Task goal » Give all of the lines again exactly as they read.

Given entries »
+--

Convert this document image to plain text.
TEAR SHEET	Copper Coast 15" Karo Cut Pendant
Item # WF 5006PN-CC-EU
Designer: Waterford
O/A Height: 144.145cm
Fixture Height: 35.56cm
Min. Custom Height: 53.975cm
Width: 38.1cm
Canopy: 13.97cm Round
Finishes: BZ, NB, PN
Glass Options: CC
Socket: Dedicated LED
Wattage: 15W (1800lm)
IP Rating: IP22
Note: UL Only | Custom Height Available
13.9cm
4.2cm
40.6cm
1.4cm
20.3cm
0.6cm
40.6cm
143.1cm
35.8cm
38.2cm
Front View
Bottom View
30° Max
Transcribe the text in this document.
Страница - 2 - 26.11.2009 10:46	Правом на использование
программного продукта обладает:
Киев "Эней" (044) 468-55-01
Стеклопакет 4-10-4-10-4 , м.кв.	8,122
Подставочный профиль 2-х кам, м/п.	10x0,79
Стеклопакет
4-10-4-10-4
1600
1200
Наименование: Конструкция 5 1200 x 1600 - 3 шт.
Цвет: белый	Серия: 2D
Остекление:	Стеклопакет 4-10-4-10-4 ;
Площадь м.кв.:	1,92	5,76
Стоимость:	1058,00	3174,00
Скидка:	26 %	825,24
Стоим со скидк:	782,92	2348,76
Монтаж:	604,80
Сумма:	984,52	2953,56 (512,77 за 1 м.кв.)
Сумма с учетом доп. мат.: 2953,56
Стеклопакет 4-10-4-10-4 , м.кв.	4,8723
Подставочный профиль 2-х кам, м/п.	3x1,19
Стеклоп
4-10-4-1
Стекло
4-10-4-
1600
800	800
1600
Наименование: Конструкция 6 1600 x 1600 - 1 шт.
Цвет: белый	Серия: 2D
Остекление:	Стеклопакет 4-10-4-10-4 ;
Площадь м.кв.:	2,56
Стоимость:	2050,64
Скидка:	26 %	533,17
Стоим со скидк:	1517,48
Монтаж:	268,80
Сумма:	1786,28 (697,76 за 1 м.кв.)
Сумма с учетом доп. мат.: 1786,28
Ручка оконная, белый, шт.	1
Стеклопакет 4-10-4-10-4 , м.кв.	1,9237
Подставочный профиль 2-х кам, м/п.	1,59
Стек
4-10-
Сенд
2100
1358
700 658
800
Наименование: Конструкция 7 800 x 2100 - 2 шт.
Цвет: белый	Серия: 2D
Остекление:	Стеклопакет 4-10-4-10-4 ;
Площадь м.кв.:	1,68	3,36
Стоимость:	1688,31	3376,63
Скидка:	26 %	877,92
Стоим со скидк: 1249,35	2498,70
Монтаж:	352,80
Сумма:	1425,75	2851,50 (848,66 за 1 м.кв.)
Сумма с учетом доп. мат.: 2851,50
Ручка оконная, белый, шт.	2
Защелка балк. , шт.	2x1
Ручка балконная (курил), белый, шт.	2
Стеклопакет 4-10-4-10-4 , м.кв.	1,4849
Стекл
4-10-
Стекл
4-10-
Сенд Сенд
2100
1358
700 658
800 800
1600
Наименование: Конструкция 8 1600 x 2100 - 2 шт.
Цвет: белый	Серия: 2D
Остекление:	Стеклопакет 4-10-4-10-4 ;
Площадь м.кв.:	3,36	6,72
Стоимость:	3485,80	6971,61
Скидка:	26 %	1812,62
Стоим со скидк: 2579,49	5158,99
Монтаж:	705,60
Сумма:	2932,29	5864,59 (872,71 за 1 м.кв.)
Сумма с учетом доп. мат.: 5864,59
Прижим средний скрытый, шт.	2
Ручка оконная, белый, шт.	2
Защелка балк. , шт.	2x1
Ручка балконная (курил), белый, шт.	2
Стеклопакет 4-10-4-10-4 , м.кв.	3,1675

+--

Solution to the exercise »
Convert this document image to plain text.
TEAR SHEET	Copper Coast 15" Karo Cut Pendant
Item # WF 5006PN-CC-EU
Designer: Waterford
O/A Height: 144.145cm
Fixture Height: 35.56cm
Min. Custom Height: 53.975cm
Width: 38.1cm
Canopy: 13.97cm Round
Finishes: BZ, NB, PN
Glass Options: CC
Socket: Dedicated LED
Wattage: 15W (1800lm)
IP Rating: IP22
Note: UL Only | Custom Height Available
13.9cm
4.2cm
40.6cm
1.4cm
20.3cm
0.6cm
40.6cm
143.1cm
35.8cm
38.2cm
Front View
Bottom View
30° Max
Transcribe the text in this document.
Страница - 2 - 26.11.2009 10:46	Правом на использование
программного продукта обладает:
Киев "Эней" (044) 468-55-01
Стеклопакет 4-10-4-10-4 , м.кв.	8,122
Подставочный профиль 2-х кам, м/п.	10x0,79
Стеклопакет
4-10-4-10-4
1600
1200
Наименование: Конструкция 5 1200 x 1600 - 3 шт.
Цвет: белый	Серия: 2D
Остекление:	Стеклопакет 4-10-4-10-4 ;
Площадь м.кв.:	1,92	5,76
Стоимость:	1058,00	3174,00
Скидка:	26 %	825,24
Стоим со скидк:	782,92	2348,76
Монтаж:	604,80
Сумма:	984,52	2953,56 (512,77 за 1 м.кв.)
Сумма с учетом доп. мат.: 2953,56
Стеклопакет 4-10-4-10-4 , м.кв.	4,8723
Подставочный профиль 2-х кам, м/п.	3x1,19
Стеклоп
4-10-4-1
Стекло
4-10-4-
1600
800	800
1600
Наименование: Конструкция 6 1600 x 1600 - 1 шт.
Цвет: белый	Серия: 2D
Остекление:	Стеклопакет 4-10-4-10-4 ;
Площадь м.кв.:	2,56
Стоимость:	2050,64
Скидка:	26 %	533,17
Стоим со скидк:	1517,48
Монтаж:	268,80
Сумма:	1786,28 (697,76 за 1 м.кв.)
Сумма с учетом доп. мат.: 1786,28
Ручка оконная, белый, шт.	1
Стеклопакет 4-10-4-10-4 , м.кв.	1,9237
Подставочный профиль 2-х кам, м/п.	1,59
Стек
4-10-
Сенд
2100
1358
700 658
800
Наименование: Конструкция 7 800 x 2100 - 2 шт.
Цвет: белый	Серия: 2D
Остекление:	Стеклопакет 4-10-4-10-4 ;
Площадь м.кв.:	1,68	3,36
Стоимость:	1688,31	3376,63
Скидка:	26 %	877,92
Стоим со скидк: 1249,35	2498,70
Монтаж:	352,80
Сумма:	1425,75	2851,50 (848,66 за 1 м.кв.)
Сумма с учетом доп. мат.: 2851,50
Ручка оконная, белый, шт.	2
Защелка балк. , шт.	2x1
Ручка балконная (курил), белый, шт.	2
Стеклопакет 4-10-4-10-4 , м.кв.	1,4849
Стекл
4-10-
Стекл
4-10-
Сенд Сенд
2100
1358
700 658
800 800
1600
Наименование: Конструкция 8 1600 x 2100 - 2 шт.
Цвет: белый	Серия: 2D
Остекление:	Стеклопакет 4-10-4-10-4 ;
Площадь м.кв.:	3,36	6,72
Стоимость:	3485,80	6971,61
Скидка:	26 %	1812,62
Стоим со скидк: 2579,49	5158,99
Монтаж:	705,60
Сумма:	2932,29	5864,59 (872,71 за 1 м.кв.)
Сумма с учетом доп. мат.: 5864,59
Прижим средний скрытый, шт.	2
Ручка оконная, белый, шт.	2
Защелка балк. , шт.	2x1
Ручка балконная (курил), белый, шт.	2
Стеклопакет 4-10-4-10-4 , м.кв.	3,1675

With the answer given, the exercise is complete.